[Recorded data]
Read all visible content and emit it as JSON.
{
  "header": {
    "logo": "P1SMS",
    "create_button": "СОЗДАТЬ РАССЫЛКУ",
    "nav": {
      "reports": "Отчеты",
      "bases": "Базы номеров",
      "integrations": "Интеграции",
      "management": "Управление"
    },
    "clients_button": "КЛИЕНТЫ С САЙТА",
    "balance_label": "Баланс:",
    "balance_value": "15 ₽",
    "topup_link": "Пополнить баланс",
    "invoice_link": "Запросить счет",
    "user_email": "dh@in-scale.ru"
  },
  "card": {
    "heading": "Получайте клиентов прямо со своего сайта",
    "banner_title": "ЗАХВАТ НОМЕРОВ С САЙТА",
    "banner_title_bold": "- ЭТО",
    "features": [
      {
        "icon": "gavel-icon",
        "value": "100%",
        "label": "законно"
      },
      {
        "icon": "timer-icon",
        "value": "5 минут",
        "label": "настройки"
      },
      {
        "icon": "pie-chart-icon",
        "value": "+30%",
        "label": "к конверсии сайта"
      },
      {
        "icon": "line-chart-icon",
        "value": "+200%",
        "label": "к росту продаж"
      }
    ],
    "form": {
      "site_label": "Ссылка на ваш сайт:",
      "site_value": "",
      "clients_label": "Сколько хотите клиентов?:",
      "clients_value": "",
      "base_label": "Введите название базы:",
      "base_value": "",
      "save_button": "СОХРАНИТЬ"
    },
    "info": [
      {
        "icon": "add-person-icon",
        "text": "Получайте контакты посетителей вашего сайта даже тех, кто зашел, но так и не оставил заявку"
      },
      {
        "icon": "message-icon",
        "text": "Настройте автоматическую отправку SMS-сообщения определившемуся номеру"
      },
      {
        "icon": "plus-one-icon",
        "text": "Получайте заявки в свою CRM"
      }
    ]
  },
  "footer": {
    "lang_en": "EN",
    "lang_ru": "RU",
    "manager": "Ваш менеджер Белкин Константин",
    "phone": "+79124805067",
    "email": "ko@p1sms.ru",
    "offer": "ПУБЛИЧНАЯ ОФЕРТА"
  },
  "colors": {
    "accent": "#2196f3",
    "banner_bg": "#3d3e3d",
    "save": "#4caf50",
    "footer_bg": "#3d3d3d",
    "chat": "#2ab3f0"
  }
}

Given problem — Retype all of the entries precisely as they are.

Problem solution —
Read all visible content and emit it as JSON.
{
  "header": {
    "logo": "P1SMS",
    "create_button": "СОЗДАТЬ РАССЫЛКУ",
    "nav": {
      "reports": "Отчеты",
      "bases": "Базы номеров",
      "integrations": "Интеграции",
      "management": "Управление"
    },
    "clients_button": "КЛИЕНТЫ С САЙТА",
    "balance_label": "Баланс:",
    "balance_value": "15 ₽",
    "topup_link": "Пополнить баланс",
    "invoice_link": "Запросить счет",
    "user_email": "dh@in-scale.ru"
  },
  "card": {
    "heading": "Получайте клиентов прямо со своего сайта",
    "banner_title": "ЗАХВАТ НОМЕРОВ С САЙТА",
    "banner_title_bold": "- ЭТО",
    "features": [
      {
        "icon": "gavel-icon",
        "value": "100%",
        "label": "законно"
      },
      {
        "icon": "timer-icon",
        "value": "5 минут",
        "label": "настройки"
      },
      {
        "icon": "pie-chart-icon",
        "value": "+30%",
        "label": "к конверсии сайта"
      },
      {
        "icon": "line-chart-icon",
        "value": "+200%",
        "label": "к росту продаж"
      }
    ],
    "form": {
      "site_label": "Ссылка на ваш сайт:",
      "site_value": "",
      "clients_label": "Сколько хотите клиентов?:",
      "clients_value": "",
      "base_label": "Введите название базы:",
      "base_value": "",
      "save_button": "СОХРАНИТЬ"
    },
    "info": [
      {
        "icon": "add-person-icon",
        "text": "Получайте контакты посетителей вашего сайта даже тех, кто зашел, но так и не оставил заявку"
      },
      {
        "icon": "message-icon",
        "text": "Настройте автоматическую отправку SMS-сообщения определившемуся номеру"
      },
      {
        "icon": "plus-one-icon",
        "text": "Получайте заявки в свою CRM"
      }
    ]
  },
  "footer": {
    "lang_en": "EN",
    "lang_ru": "RU",
    "manager": "Ваш менеджер Белкин Константин",
    "phone": "+79124805067",
    "email": "ko@p1sms.ru",
    "offer": "ПУБЛИЧНАЯ ОФЕРТА"
  },
  "colors": {
    "accent": "#2196f3",
    "banner_bg": "#3d3e3d",
    "save": "#4caf50",
    "footer_bg": "#3d3d3d",
    "chat": "#2ab3f0"
  }
}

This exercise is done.